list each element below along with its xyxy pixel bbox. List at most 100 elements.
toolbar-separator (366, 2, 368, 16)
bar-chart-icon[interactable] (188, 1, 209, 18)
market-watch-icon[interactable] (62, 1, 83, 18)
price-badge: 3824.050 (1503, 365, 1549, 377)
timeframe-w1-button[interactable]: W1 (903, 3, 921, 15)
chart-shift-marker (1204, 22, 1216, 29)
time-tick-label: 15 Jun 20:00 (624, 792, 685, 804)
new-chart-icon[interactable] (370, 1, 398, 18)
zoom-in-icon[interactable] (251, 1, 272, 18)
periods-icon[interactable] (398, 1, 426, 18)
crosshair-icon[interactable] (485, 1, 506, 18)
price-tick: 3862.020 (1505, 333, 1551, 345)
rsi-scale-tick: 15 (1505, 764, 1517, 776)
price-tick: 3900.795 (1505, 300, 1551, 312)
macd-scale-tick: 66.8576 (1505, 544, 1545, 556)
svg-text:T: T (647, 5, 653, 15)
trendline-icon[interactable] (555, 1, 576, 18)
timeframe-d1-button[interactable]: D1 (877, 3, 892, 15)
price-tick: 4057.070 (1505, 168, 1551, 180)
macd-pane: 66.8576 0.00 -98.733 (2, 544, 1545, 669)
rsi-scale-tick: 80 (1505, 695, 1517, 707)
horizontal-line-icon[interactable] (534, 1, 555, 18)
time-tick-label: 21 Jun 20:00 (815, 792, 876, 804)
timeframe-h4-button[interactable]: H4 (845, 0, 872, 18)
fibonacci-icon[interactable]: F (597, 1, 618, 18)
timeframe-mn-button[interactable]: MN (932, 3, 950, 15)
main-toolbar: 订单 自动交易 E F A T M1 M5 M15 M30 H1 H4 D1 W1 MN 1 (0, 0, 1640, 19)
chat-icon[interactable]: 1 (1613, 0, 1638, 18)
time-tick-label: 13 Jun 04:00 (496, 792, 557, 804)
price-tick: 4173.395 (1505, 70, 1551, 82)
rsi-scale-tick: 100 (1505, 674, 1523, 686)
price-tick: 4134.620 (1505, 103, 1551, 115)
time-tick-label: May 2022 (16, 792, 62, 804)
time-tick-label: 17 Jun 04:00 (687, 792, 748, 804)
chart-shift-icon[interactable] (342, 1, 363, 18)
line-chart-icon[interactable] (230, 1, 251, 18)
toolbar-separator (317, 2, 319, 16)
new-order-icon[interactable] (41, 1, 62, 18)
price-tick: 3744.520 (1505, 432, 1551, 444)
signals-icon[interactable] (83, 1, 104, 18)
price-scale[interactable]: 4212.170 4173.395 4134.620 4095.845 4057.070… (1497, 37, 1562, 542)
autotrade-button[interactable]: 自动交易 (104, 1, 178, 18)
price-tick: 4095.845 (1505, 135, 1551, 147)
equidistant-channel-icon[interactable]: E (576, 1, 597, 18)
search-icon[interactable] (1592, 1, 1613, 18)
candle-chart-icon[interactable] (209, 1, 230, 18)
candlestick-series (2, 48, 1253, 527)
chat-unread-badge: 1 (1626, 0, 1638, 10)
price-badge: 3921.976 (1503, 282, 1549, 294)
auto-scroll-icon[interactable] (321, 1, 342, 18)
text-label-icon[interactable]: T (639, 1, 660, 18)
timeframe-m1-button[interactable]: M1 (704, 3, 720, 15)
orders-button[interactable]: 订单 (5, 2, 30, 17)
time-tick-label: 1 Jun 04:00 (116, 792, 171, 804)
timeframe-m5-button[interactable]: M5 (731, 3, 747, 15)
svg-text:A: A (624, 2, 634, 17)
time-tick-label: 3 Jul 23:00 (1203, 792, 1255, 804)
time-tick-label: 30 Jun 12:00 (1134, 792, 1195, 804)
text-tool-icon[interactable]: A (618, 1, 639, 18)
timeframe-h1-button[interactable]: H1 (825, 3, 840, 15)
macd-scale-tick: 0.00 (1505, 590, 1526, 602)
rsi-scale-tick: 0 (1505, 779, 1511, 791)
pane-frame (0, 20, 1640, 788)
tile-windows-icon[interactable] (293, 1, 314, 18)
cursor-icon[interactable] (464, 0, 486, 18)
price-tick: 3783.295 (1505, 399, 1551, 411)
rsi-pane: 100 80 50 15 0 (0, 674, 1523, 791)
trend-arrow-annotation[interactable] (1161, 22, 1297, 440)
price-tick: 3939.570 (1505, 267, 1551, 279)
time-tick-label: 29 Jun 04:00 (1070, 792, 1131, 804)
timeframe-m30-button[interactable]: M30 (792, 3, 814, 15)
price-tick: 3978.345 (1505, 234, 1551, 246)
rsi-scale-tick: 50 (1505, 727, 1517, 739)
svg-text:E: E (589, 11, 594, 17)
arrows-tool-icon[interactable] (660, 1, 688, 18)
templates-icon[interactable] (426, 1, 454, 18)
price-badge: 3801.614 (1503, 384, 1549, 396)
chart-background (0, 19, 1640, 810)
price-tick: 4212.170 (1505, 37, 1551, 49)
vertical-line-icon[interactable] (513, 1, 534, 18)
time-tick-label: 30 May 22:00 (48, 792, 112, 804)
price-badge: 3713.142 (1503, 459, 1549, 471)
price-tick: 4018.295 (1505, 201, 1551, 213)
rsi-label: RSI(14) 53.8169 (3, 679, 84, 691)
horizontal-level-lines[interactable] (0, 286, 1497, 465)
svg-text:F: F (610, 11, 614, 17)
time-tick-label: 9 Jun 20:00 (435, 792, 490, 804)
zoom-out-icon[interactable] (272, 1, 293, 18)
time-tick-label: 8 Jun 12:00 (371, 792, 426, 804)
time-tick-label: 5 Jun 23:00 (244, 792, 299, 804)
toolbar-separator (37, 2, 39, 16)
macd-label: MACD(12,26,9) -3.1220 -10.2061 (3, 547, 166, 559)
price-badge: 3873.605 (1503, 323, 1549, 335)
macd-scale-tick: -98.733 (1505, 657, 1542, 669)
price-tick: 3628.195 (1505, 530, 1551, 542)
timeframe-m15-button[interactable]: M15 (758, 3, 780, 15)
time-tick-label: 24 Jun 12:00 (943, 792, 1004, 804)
━━━━━━━━━━━━━━━━━━━━━━━━━━━━━━
_STATED TASK_
Rewrite the lines from the start of the records through the line holding "chart-shift-icon[interactable] (342, 1, 363, 18)", inclusive, with "crosshair-icon" swapped for "cross-cursor-icon" and everything else left as it is.

_WRITTEN REPLY_
list each element below along with its xyxy pixel bbox. List at most 100 elements.
toolbar-separator (366, 2, 368, 16)
bar-chart-icon[interactable] (188, 1, 209, 18)
market-watch-icon[interactable] (62, 1, 83, 18)
price-badge: 3824.050 (1503, 365, 1549, 377)
timeframe-w1-button[interactable]: W1 (903, 3, 921, 15)
chart-shift-marker (1204, 22, 1216, 29)
time-tick-label: 15 Jun 20:00 (624, 792, 685, 804)
new-chart-icon[interactable] (370, 1, 398, 18)
zoom-in-icon[interactable] (251, 1, 272, 18)
periods-icon[interactable] (398, 1, 426, 18)
cross-cursor-icon[interactable] (485, 1, 506, 18)
price-tick: 3862.020 (1505, 333, 1551, 345)
rsi-scale-tick: 15 (1505, 764, 1517, 776)
price-tick: 3900.795 (1505, 300, 1551, 312)
macd-scale-tick: 66.8576 (1505, 544, 1545, 556)
svg-text:T: T (647, 5, 653, 15)
trendline-icon[interactable] (555, 1, 576, 18)
timeframe-d1-button[interactable]: D1 (877, 3, 892, 15)
price-tick: 4057.070 (1505, 168, 1551, 180)
macd-pane: 66.8576 0.00 -98.733 (2, 544, 1545, 669)
rsi-scale-tick: 80 (1505, 695, 1517, 707)
horizontal-line-icon[interactable] (534, 1, 555, 18)
time-tick-label: 21 Jun 20:00 (815, 792, 876, 804)
timeframe-h4-button[interactable]: H4 (845, 0, 872, 18)
fibonacci-icon[interactable]: F (597, 1, 618, 18)
timeframe-mn-button[interactable]: MN (932, 3, 950, 15)
main-toolbar: 订单 自动交易 E F A T M1 M5 M15 M30 H1 H4 D1 W1 MN 1 (0, 0, 1640, 19)
chat-icon[interactable]: 1 (1613, 0, 1638, 18)
time-tick-label: 13 Jun 04:00 (496, 792, 557, 804)
price-tick: 4173.395 (1505, 70, 1551, 82)
rsi-scale-tick: 100 (1505, 674, 1523, 686)
price-tick: 4134.620 (1505, 103, 1551, 115)
time-tick-label: May 2022 (16, 792, 62, 804)
time-tick-label: 17 Jun 04:00 (687, 792, 748, 804)
chart-shift-icon[interactable] (342, 1, 363, 18)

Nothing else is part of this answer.